ENTRIES SHOWN:
=-=-=

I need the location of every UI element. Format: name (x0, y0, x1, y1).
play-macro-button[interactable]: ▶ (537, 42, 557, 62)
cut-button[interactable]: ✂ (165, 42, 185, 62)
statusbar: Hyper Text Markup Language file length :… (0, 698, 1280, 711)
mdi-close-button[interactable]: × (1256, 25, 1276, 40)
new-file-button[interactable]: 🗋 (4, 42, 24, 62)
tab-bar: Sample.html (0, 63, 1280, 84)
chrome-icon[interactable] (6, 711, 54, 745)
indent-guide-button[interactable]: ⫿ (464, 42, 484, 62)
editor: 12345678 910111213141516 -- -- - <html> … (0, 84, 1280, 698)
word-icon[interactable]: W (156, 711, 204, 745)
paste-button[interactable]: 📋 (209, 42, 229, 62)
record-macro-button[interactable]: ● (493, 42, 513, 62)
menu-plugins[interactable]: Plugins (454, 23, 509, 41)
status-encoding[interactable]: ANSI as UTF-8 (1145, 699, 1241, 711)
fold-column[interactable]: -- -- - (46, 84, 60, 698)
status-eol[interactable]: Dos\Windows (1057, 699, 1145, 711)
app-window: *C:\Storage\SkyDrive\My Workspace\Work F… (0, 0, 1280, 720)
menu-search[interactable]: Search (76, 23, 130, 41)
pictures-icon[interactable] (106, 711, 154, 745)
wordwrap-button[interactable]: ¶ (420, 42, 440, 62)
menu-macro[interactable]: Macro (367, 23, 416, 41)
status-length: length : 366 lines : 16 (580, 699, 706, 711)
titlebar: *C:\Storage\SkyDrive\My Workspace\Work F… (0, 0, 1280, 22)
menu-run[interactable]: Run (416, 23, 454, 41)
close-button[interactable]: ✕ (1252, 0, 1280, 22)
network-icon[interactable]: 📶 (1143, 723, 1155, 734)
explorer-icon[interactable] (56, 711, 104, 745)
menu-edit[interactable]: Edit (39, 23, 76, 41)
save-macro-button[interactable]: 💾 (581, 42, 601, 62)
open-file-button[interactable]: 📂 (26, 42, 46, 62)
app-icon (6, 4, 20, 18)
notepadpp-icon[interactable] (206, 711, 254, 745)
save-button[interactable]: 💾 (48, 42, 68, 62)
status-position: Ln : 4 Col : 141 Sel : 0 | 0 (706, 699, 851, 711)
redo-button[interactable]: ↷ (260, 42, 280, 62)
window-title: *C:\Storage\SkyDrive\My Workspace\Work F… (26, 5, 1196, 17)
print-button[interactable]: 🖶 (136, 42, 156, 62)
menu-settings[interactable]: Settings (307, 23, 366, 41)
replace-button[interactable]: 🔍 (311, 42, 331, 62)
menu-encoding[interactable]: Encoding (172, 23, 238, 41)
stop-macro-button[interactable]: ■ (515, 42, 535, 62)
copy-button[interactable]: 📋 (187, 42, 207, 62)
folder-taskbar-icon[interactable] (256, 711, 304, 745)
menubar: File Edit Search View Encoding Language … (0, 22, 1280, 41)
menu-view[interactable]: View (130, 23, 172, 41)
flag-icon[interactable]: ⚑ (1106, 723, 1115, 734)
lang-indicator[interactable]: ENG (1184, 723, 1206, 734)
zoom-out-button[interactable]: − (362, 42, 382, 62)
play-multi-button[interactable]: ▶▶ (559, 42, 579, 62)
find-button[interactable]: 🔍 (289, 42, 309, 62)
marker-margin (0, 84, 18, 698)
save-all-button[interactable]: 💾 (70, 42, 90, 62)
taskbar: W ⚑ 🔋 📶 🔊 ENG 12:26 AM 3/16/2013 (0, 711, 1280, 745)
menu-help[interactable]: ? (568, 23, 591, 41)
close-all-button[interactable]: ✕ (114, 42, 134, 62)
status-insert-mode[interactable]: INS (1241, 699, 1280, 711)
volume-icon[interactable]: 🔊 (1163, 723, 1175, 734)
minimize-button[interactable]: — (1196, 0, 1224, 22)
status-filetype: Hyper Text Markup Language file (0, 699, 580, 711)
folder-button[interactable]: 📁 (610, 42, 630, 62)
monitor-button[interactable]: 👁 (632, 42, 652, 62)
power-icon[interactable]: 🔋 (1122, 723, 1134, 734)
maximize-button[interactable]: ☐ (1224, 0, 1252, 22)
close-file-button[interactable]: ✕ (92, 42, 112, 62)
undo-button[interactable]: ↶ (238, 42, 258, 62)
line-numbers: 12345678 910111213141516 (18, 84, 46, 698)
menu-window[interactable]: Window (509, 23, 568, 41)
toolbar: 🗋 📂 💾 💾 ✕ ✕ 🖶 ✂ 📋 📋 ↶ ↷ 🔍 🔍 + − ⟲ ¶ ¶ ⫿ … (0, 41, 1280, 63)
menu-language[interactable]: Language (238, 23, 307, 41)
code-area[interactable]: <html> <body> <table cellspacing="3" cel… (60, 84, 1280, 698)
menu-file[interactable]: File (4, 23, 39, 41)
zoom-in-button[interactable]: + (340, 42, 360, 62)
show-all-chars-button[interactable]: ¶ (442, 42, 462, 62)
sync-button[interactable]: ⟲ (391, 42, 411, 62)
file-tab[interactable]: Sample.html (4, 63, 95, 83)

=-=-=

TO DO:
Using the entries above, return each line in which the word "Workspace" occurs.

SOLUTION:
app-window: *C:\Storage\SkyDrive\My Workspace\Work F… (0, 0, 1280, 720)
titlebar: *C:\Storage\SkyDrive\My Workspace\Work F… (0, 0, 1280, 22)
window-title: *C:\Storage\SkyDrive\My Workspace\Work F… (26, 5, 1196, 17)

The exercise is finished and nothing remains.